Goal ->
Repeat the material verbatim and drop the pictures.

[Dataset records on visual material]
** START **
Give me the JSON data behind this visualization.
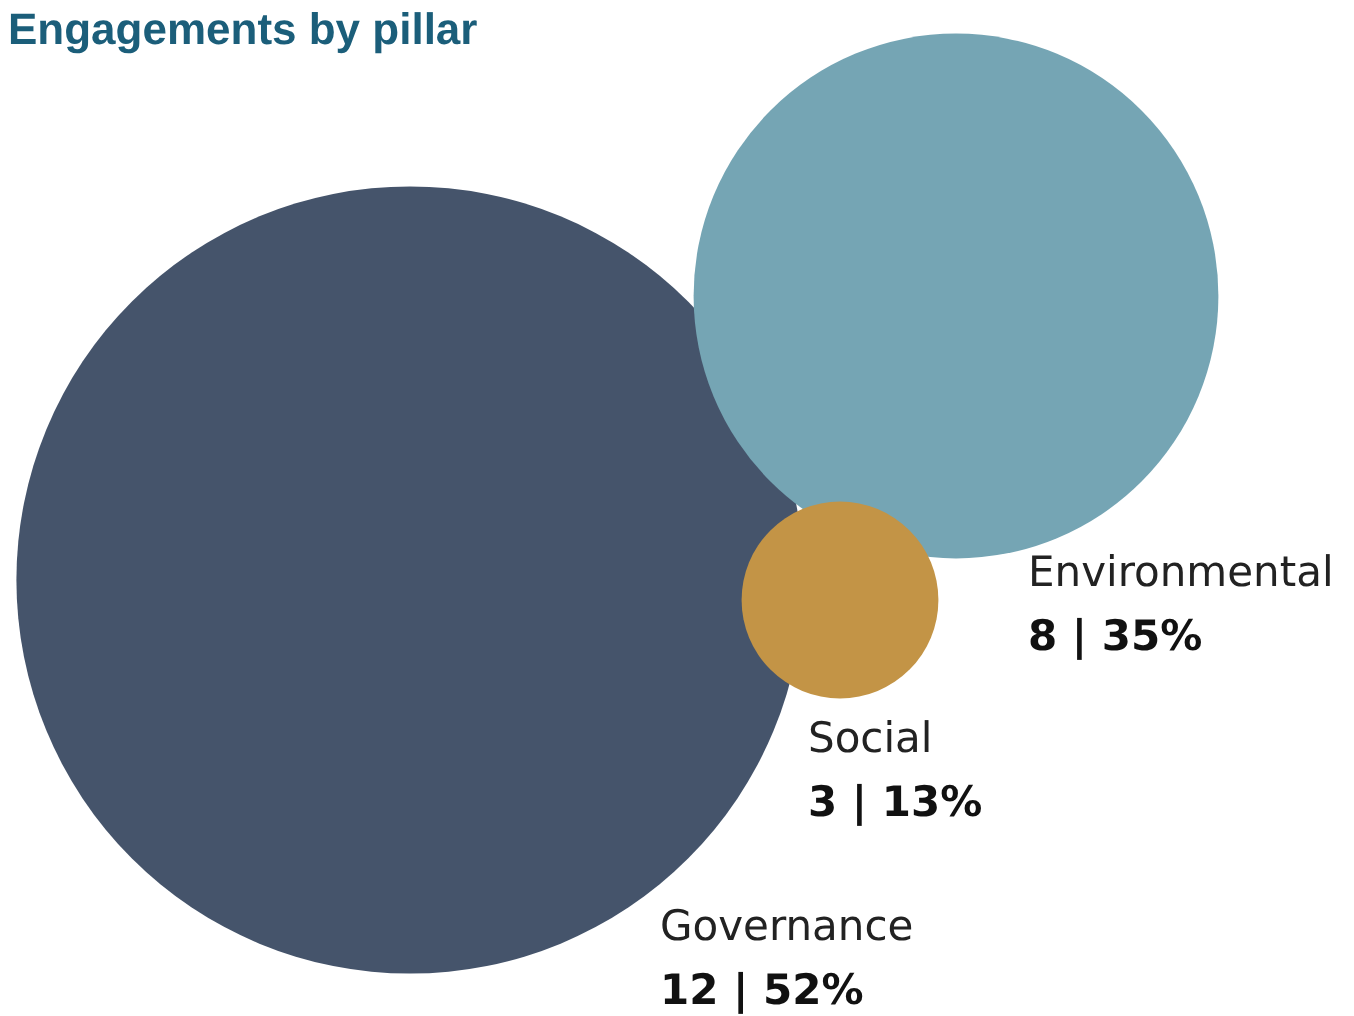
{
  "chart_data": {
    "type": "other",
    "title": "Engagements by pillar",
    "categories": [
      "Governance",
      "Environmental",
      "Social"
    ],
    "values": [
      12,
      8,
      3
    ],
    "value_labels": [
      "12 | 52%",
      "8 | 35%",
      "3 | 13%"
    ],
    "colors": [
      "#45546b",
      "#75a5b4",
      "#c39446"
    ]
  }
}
** END **
Exercise output ->
Give me the JSON data behind this visualization.
{
  "chart_data": {
    "type": "other",
    "title": "Engagements by pillar",
    "categories": [
      "Governance",
      "Environmental",
      "Social"
    ],
    "values": [
      12,
      8,
      3
    ],
    "value_labels": [
      "12 | 52%",
      "8 | 35%",
      "3 | 13%"
    ],
    "colors": [
      "#45546b",
      "#75a5b4",
      "#c39446"
    ]
  }
}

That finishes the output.